Find all the lines with "Velocity" and gather them.

++++++++++

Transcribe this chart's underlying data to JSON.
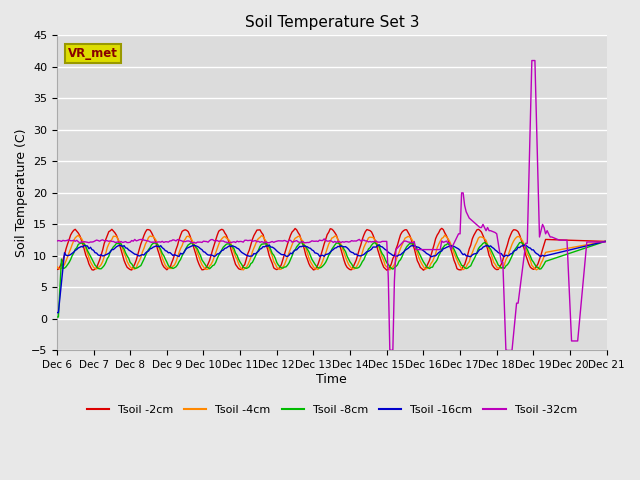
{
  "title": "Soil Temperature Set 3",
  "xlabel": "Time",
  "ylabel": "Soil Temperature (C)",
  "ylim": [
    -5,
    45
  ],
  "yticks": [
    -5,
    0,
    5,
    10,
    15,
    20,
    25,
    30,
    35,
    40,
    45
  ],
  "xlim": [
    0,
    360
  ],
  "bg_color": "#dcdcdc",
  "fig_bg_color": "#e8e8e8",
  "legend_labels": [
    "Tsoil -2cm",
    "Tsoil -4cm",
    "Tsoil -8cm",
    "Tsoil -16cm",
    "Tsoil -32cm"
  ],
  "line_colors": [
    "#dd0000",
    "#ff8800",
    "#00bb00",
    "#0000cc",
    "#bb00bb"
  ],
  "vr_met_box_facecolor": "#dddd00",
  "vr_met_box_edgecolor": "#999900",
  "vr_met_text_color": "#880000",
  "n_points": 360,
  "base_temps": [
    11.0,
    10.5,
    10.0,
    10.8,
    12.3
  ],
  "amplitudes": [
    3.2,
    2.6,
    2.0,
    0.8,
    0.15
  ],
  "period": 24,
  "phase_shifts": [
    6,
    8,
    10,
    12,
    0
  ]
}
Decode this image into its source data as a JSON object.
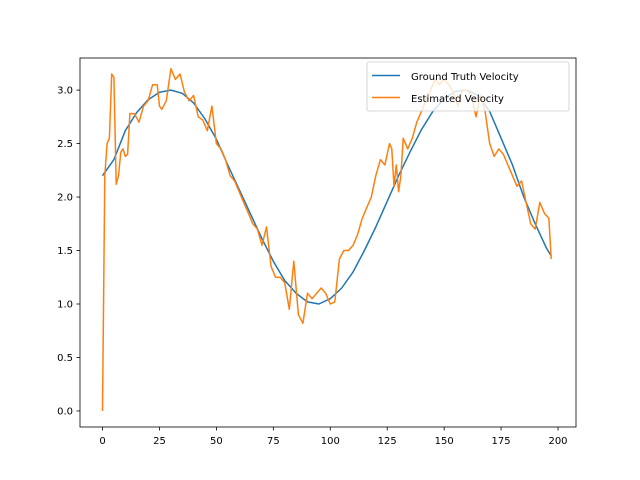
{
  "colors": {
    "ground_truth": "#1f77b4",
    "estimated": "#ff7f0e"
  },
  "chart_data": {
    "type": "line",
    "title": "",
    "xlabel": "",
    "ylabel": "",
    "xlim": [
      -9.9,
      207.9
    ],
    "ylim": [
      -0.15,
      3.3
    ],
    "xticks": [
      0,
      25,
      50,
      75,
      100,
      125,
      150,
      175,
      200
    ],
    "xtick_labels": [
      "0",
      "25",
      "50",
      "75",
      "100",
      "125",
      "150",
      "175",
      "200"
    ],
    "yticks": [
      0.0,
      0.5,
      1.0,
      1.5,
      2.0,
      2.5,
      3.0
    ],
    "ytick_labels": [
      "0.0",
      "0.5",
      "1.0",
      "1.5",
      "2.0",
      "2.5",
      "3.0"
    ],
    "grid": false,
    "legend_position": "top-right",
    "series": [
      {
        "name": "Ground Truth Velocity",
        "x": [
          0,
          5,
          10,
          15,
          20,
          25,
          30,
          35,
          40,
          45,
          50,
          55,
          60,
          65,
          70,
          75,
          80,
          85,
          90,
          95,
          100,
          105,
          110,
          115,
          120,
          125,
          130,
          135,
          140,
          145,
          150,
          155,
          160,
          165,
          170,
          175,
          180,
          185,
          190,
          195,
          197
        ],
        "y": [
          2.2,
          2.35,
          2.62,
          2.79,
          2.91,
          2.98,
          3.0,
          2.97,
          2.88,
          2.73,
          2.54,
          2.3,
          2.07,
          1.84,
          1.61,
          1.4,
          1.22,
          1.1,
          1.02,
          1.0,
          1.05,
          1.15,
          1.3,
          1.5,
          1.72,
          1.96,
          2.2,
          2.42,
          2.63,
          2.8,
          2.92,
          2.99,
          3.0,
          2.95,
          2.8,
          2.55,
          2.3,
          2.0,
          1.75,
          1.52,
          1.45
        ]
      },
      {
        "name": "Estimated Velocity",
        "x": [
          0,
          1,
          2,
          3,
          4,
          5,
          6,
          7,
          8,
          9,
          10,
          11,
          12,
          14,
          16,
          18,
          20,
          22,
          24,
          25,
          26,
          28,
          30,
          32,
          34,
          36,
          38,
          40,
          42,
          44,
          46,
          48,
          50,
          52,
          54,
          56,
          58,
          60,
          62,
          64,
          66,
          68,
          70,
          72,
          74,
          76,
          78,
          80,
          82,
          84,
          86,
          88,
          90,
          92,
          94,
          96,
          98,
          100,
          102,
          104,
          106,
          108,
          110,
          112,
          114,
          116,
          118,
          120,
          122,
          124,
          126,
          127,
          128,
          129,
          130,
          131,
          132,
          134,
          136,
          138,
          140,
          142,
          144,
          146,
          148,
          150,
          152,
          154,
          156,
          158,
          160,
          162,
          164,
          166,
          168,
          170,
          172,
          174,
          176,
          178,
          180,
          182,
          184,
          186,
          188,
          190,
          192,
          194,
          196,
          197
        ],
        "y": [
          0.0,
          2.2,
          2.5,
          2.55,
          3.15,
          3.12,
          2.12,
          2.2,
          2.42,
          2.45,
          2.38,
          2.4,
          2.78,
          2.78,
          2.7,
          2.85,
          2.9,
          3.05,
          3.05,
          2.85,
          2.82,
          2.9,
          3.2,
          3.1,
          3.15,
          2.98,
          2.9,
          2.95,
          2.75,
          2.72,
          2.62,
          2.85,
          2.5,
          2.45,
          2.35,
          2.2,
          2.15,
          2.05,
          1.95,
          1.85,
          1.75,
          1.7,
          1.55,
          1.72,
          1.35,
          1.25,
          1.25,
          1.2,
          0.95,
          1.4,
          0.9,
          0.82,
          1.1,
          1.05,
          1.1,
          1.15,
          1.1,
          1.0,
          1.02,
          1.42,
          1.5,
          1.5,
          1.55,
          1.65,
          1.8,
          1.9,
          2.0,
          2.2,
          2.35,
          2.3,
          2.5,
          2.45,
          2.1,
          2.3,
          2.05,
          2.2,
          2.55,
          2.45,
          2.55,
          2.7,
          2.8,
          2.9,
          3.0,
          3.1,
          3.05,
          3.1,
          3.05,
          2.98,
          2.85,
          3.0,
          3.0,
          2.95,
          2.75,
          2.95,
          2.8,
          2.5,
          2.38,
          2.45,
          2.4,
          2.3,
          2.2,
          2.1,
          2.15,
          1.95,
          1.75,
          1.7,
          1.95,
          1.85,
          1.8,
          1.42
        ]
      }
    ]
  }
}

++++++++++

## Response
        "name": "Ground Truth Velocity",
        "name": "Estimated Velocity",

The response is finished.